- [Directions for this task] Lift out each line of the data that holds "виды".

- [Task input]
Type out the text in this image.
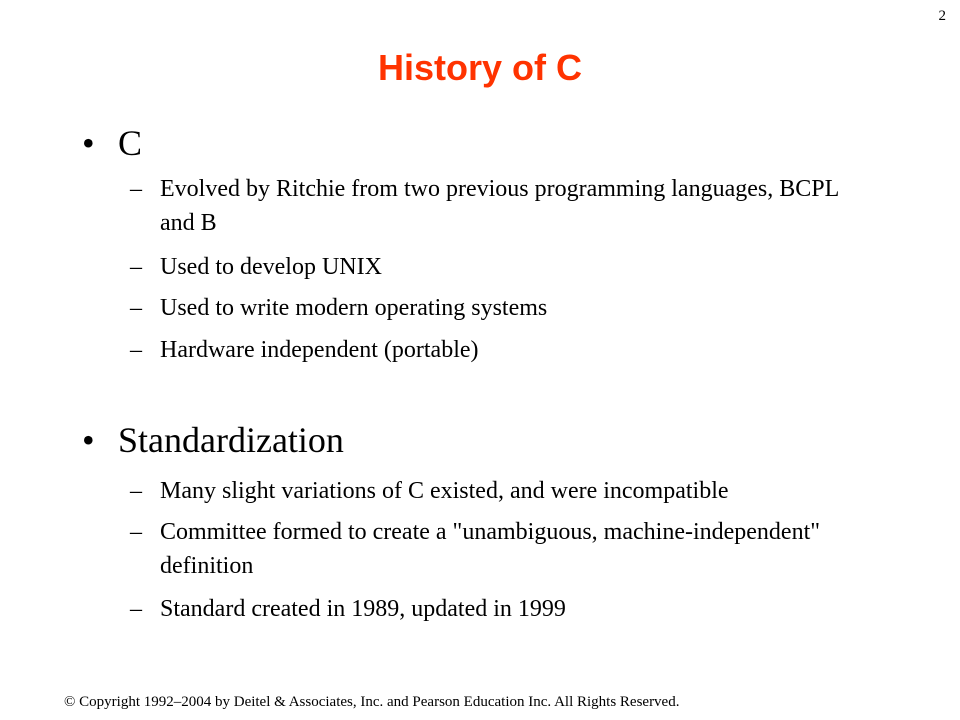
2
History of C
• C
– Evolved by Ritchie from two previous programming languages, BCPL and B
– Used to develop UNIX
– Used to write modern operating systems
– Hardware independent (portable)
• Standardization
– Many slight variations of C existed, and were incompatible
– Committee formed to create a "unambiguous, machine-independent" definition
– Standard created in 1989, updated in 1999
© Copyright 1992–2004 by Deitel & Associates, Inc. and Pearson Education Inc. All Rights Reserved.
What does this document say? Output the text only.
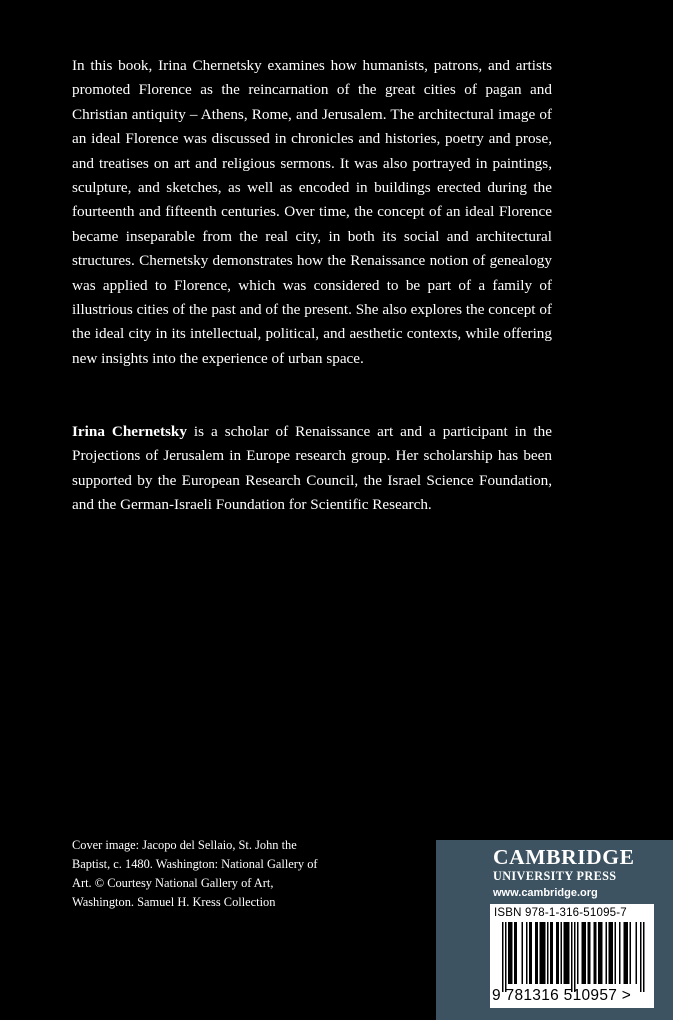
In this book, Irina Chernetsky examines how humanists, patrons, and artists promoted Florence as the reincarnation of the great cities of pagan and Christian antiquity – Athens, Rome, and Jerusalem. The architectural image of an ideal Florence was discussed in chronicles and histories, poetry and prose, and treatises on art and religious sermons. It was also portrayed in paintings, sculpture, and sketches, as well as encoded in buildings erected during the fourteenth and fifteenth centuries. Over time, the concept of an ideal Florence became inseparable from the real city, in both its social and architectural structures. Chernetsky demonstrates how the Renaissance notion of genealogy was applied to Florence, which was considered to be part of a family of illustrious cities of the past and of the present. She also explores the concept of the ideal city in its intellectual, political, and aesthetic contexts, while offering new insights into the experience of urban space.

Irina Chernetsky is a scholar of Renaissance art and a participant in the Projections of Jerusalem in Europe research group. Her scholarship has been supported by the European Research Council, the Israel Science Foundation, and the German-Israeli Foundation for Scientific Research.

Cover image: Jacopo del Sellaio, St. John the Baptist, c. 1480. Washington: National Gallery of Art. © Courtesy National Gallery of Art, Washington. Samuel H. Kress Collection

CAMBRIDGE

UNIVERSITY PRESS

www.cambridge.org

ISBN 978-1-316-51095-7

9 781316 510957 >
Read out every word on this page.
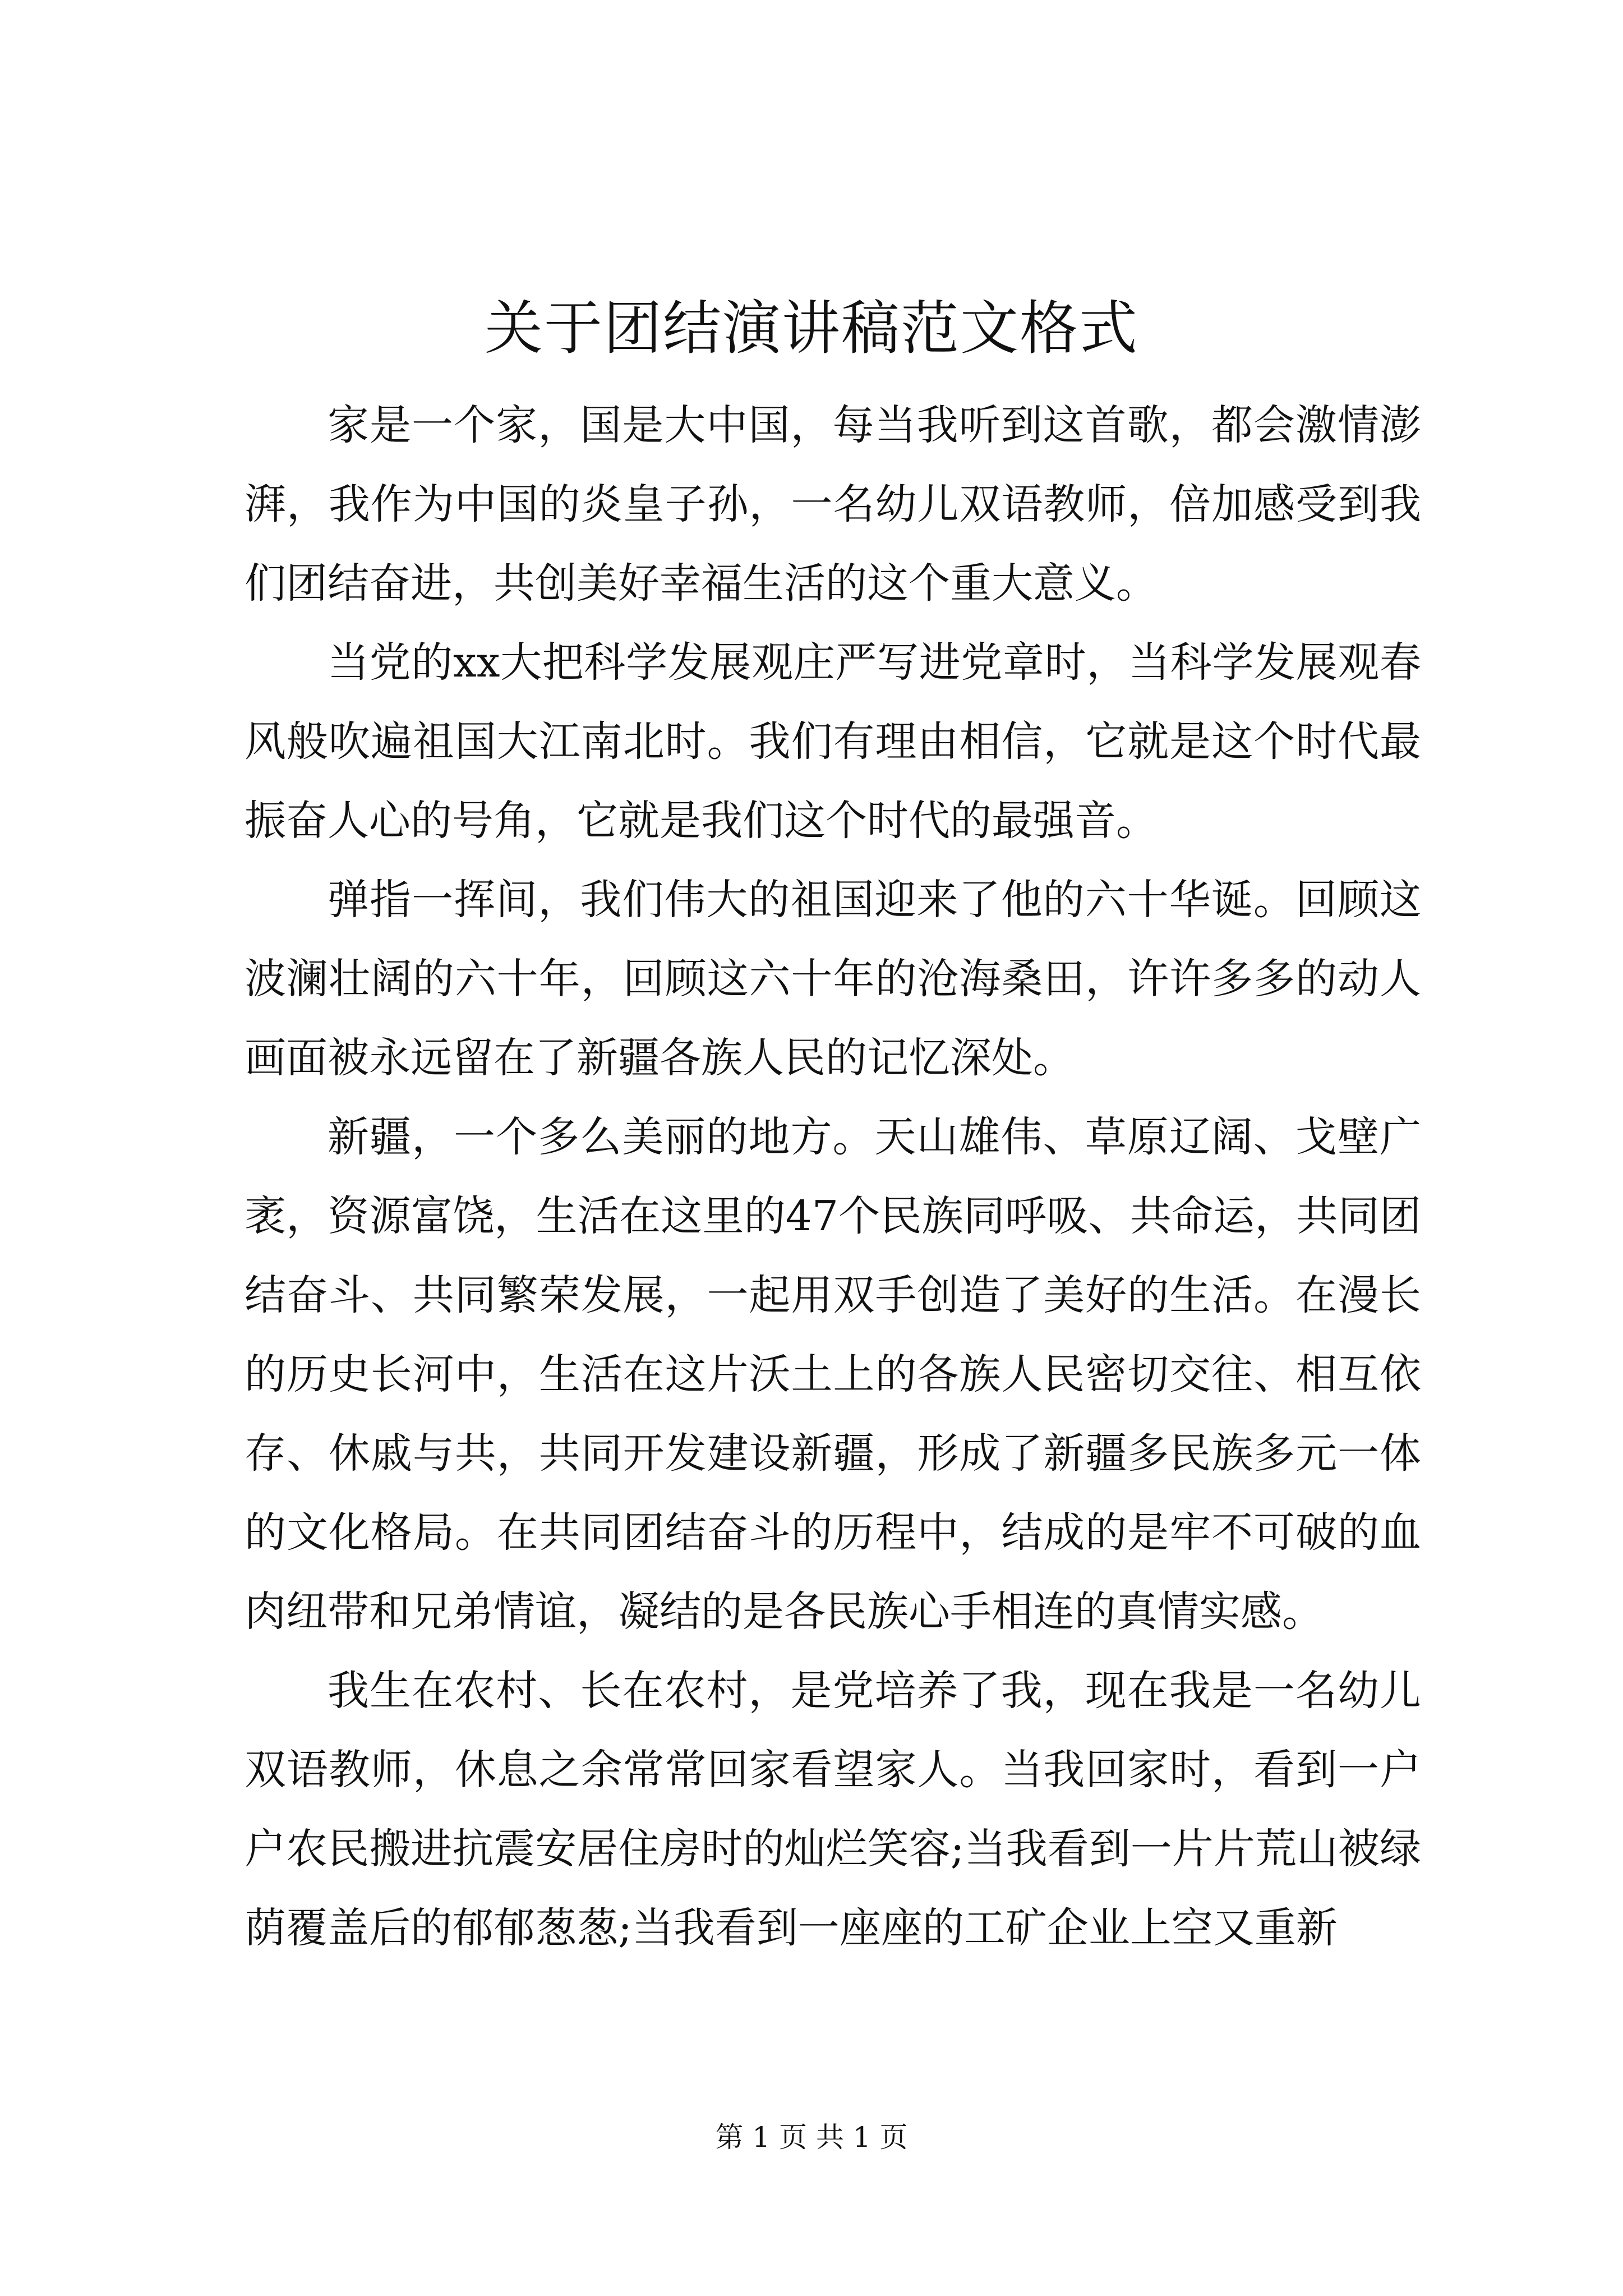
关于团结演讲稿范文格式

家是一个家，国是大中国，每当我听到这首歌，都会激情澎湃，我作为中国的炎皇子孙，一名幼儿双语教师，倍加感受到我们团结奋进，共创美好幸福生活的这个重大意义。

当党的xx大把科学发展观庄严写进党章时，当科学发展观春风般吹遍祖国大江南北时。我们有理由相信，它就是这个时代最振奋人心的号角，它就是我们这个时代的最强音。

弹指一挥间，我们伟大的祖国迎来了他的六十华诞。回顾这波澜壮阔的六十年，回顾这六十年的沧海桑田，许许多多的动人画面被永远留在了新疆各族人民的记忆深处。

新疆，一个多么美丽的地方。天山雄伟、草原辽阔、戈壁广袤，资源富饶，生活在这里的47个民族同呼吸、共命运，共同团结奋斗、共同繁荣发展，一起用双手创造了美好的生活。在漫长的历史长河中，生活在这片沃土上的各族人民密切交往、相互依存、休戚与共，共同开发建设新疆，形成了新疆多民族多元一体的文化格局。在共同团结奋斗的历程中，结成的是牢不可破的血肉纽带和兄弟情谊，凝结的是各民族心手相连的真情实感。

我生在农村、长在农村，是党培养了我，现在我是一名幼儿双语教师，休息之余常常回家看望家人。当我回家时，看到一户户农民搬进抗震安居住房时的灿烂笑容;当我看到一片片荒山被绿荫覆盖后的郁郁葱葱;当我看到一座座的工矿企业上空又重新

第 1 页 共 1 页
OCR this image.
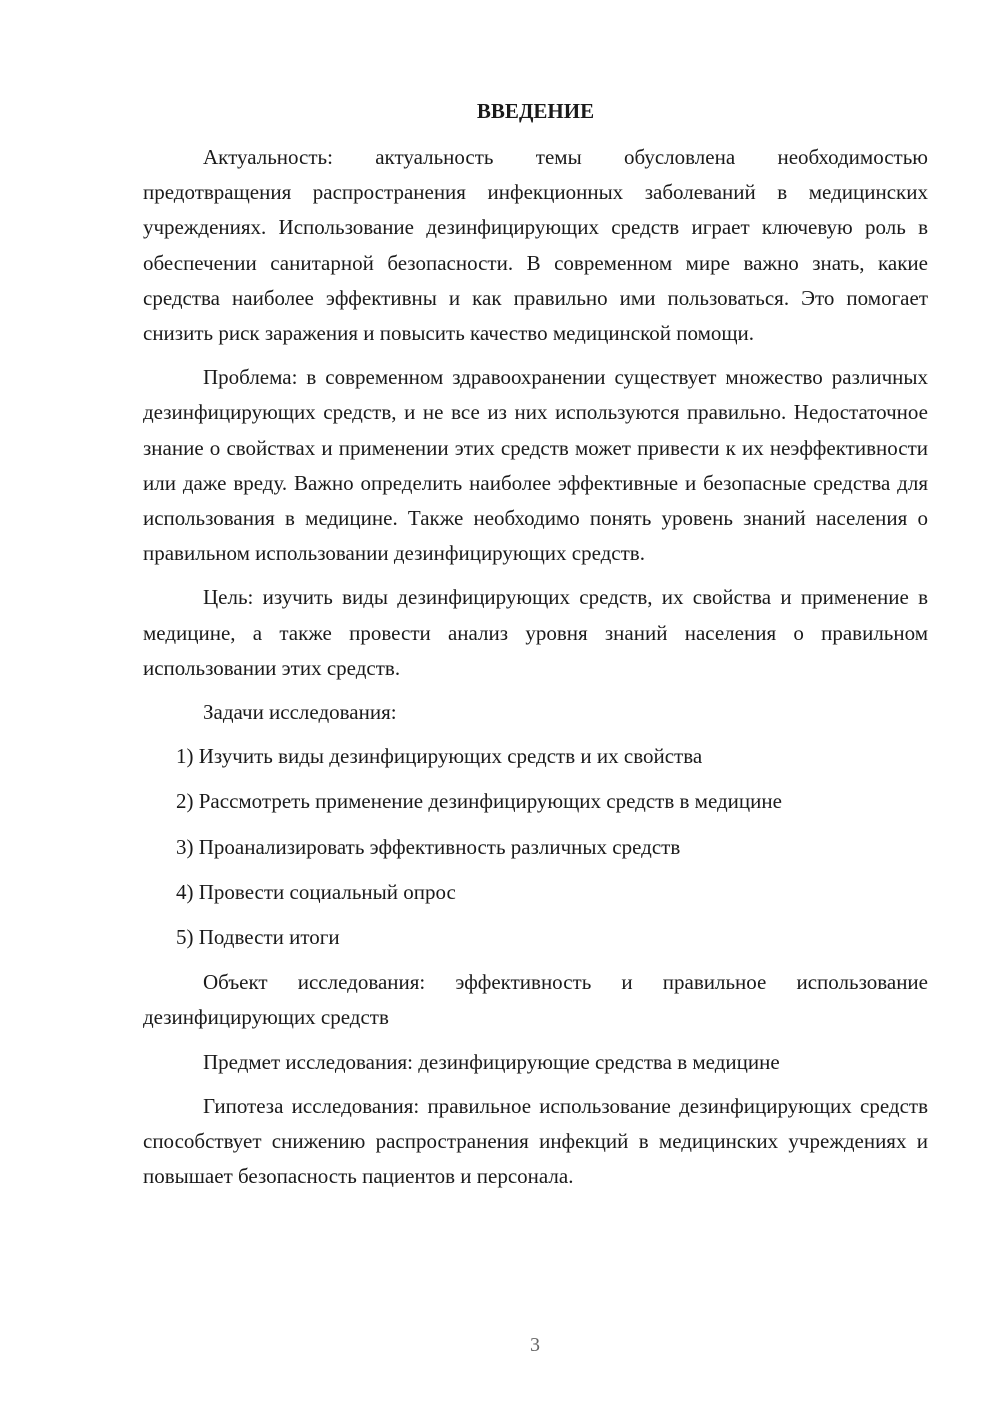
ВВЕДЕНИЕ

Актуальность: актуальность темы обусловлена необходимостью предотвращения распространения инфекционных заболеваний в медицинских учреждениях. Использование дезинфицирующих средств играет ключевую роль в обеспечении санитарной безопасности. В современном мире важно знать, какие средства наиболее эффективны и как правильно ими пользоваться. Это помогает снизить риск заражения и повысить качество медицинской помощи.

Проблема: в современном здравоохранении существует множество различных дезинфицирующих средств, и не все из них используются правильно. Недостаточное знание о свойствах и применении этих средств может привести к их неэффективности или даже вреду. Важно определить наиболее эффективные и безопасные средства для использования в медицине. Также необходимо понять уровень знаний населения о правильном использовании дезинфицирующих средств.

Цель: изучить виды дезинфицирующих средств, их свойства и применение в медицине, а также провести анализ уровня знаний населения о правильном использовании этих средств.

Задачи исследования:

1) Изучить виды дезинфицирующих средств и их свойства
2) Рассмотреть применение дезинфицирующих средств в медицине
3) Проанализировать эффективность различных средств
4) Провести социальный опрос
5) Подвести итоги

Объект исследования: эффективность и правильное использование дезинфицирующих средств

Предмет исследования: дезинфицирующие средства в медицине

Гипотеза исследования: правильное использование дезинфицирующих средств способствует снижению распространения инфекций в медицинских учреждениях и повышает безопасность пациентов и персонала.

3
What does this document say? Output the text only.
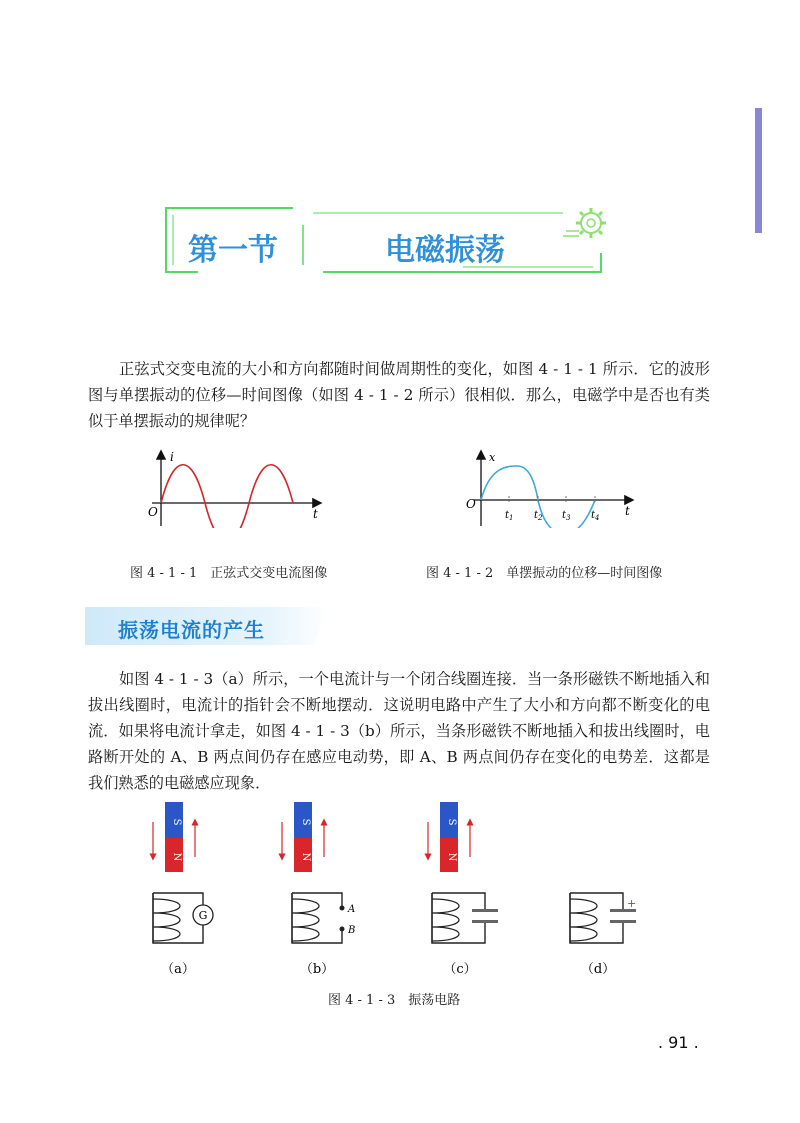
第一节	电磁振荡

正弦式交变电流的大小和方向都随时间做周期性的变化，如图 4 - 1 - 1 所示．它的波形图与单摆振动的位移—时间图像（如图 4 - 1 - 2 所示）很相似．那么，电磁学中是否也有类似于单摆振动的规律呢？

i
t
O
图 4 - 1 - 1　正弦式交变电流图像
x
t
O
$t_1$ $t_2$ $t_3$ $t_4$
图 4 - 1 - 2　单摆振动的位移—时间图像
振荡电流的产生

如图 4 - 1 - 3（a）所示，一个电流计与一个闭合线圈连接．当一条形磁铁不断地插入和拔出线圈时，电流计的指针会不断地摆动．这说明电路中产生了大小和方向都不断变化的电流．如果将电流计拿走，如图 4 - 1 - 3（b）所示，当条形磁铁不断地插入和拔出线圈时，电路断开处的 A、B 两点间仍存在感应电动势，即 A、B 两点间仍存在变化的电势差．这都是我们熟悉的电磁感应现象．

S
N
G
（a）
S
N
A
B
（b）
S
N
（c）
+
（d）
图 4 - 1 - 3　振荡电路
. 91 .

- [Task response]
Цель: изучить виды дезинфицирующих средств, их свойства и применение в медицине, а также провести анализ уровня знаний населения о правильном использовании этих средств.
1) Изучить виды дезинфицирующих средств и их свойства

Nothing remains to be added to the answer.